**SHORT EXERCISE:** Quote the entries word for word. Omit the pictures.

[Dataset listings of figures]

▶

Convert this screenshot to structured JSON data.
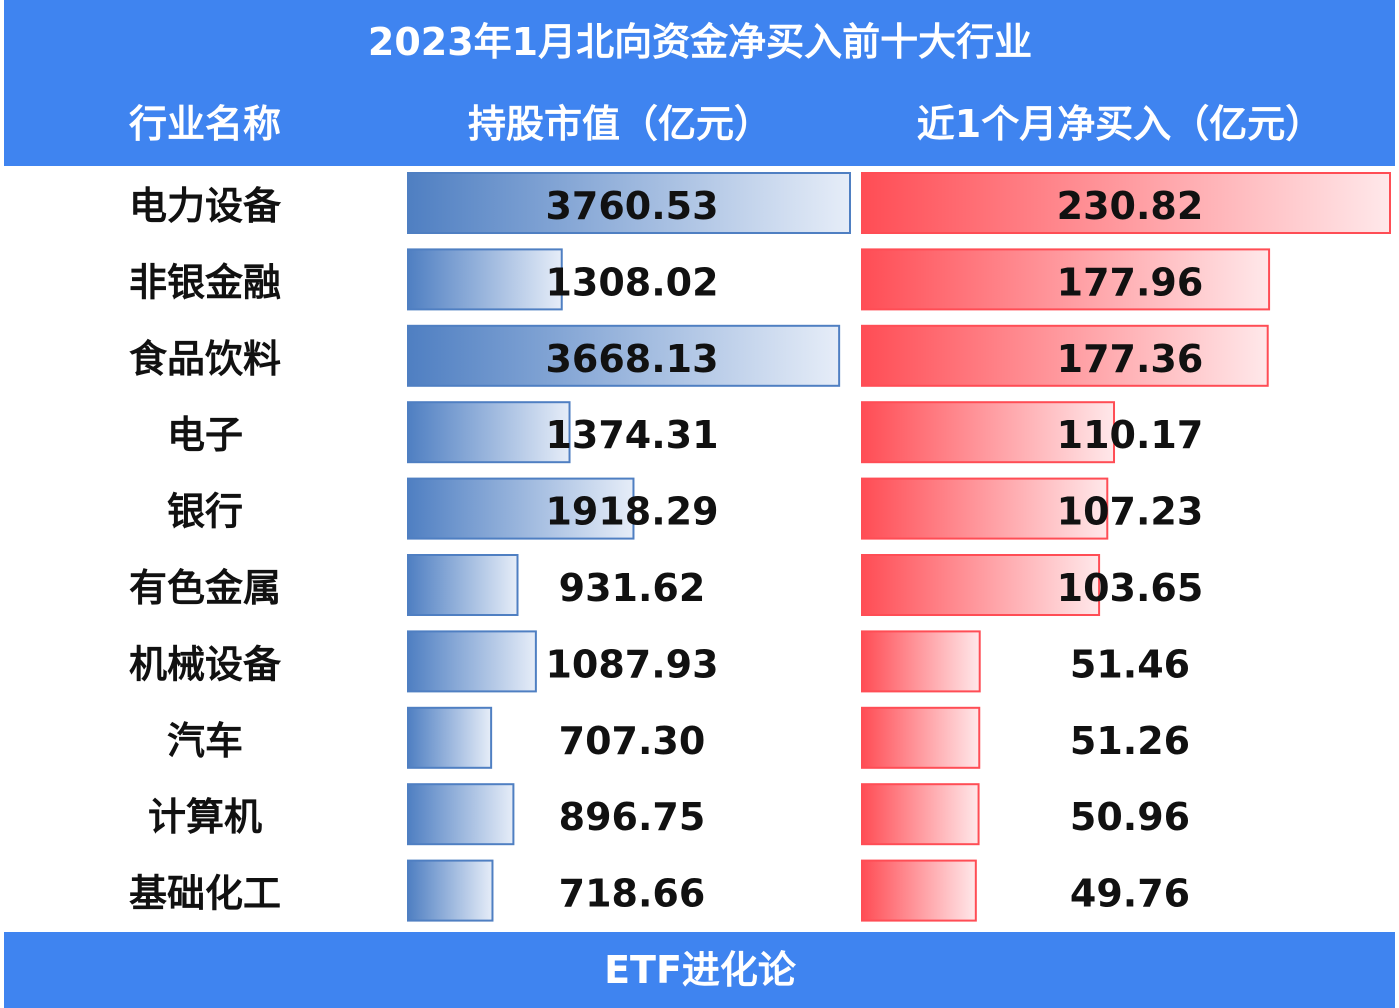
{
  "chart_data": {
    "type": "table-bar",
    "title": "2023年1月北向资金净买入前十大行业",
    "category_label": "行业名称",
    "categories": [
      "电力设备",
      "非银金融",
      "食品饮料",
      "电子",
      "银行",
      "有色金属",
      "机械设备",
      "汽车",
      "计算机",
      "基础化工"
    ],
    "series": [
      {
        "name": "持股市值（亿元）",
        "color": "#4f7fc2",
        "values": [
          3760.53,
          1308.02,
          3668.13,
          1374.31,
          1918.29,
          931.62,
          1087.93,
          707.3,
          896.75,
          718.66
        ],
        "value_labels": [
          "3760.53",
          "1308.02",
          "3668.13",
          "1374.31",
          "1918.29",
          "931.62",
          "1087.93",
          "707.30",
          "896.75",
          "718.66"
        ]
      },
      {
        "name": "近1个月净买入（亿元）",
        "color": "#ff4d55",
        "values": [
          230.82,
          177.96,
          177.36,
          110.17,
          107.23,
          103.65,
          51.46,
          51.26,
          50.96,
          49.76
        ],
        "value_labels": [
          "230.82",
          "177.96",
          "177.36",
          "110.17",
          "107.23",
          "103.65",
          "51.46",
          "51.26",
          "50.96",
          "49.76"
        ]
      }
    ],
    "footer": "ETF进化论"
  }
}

◀

**REPLY TO THE TASK:**
Convert this screenshot to structured JSON data.
{
  "chart_data": {
    "type": "table-bar",
    "title": "2023年1月北向资金净买入前十大行业",
    "category_label": "行业名称",
    "categories": [
      "电力设备",
      "非银金融",
      "食品饮料",
      "电子",
      "银行",
      "有色金属",
      "机械设备",
      "汽车",
      "计算机",
      "基础化工"
    ],
    "series": [
      {
        "name": "持股市值（亿元）",
        "color": "#4f7fc2",
        "values": [
          3760.53,
          1308.02,
          3668.13,
          1374.31,
          1918.29,
          931.62,
          1087.93,
          707.3,
          896.75,
          718.66
        ],
        "value_labels": [
          "3760.53",
          "1308.02",
          "3668.13",
          "1374.31",
          "1918.29",
          "931.62",
          "1087.93",
          "707.30",
          "896.75",
          "718.66"
        ]
      },
      {
        "name": "近1个月净买入（亿元）",
        "color": "#ff4d55",
        "values": [
          230.82,
          177.96,
          177.36,
          110.17,
          107.23,
          103.65,
          51.46,
          51.26,
          50.96,
          49.76
        ],
        "value_labels": [
          "230.82",
          "177.96",
          "177.36",
          "110.17",
          "107.23",
          "103.65",
          "51.46",
          "51.26",
          "50.96",
          "49.76"
        ]
      }
    ],
    "footer": "ETF进化论"
  }
}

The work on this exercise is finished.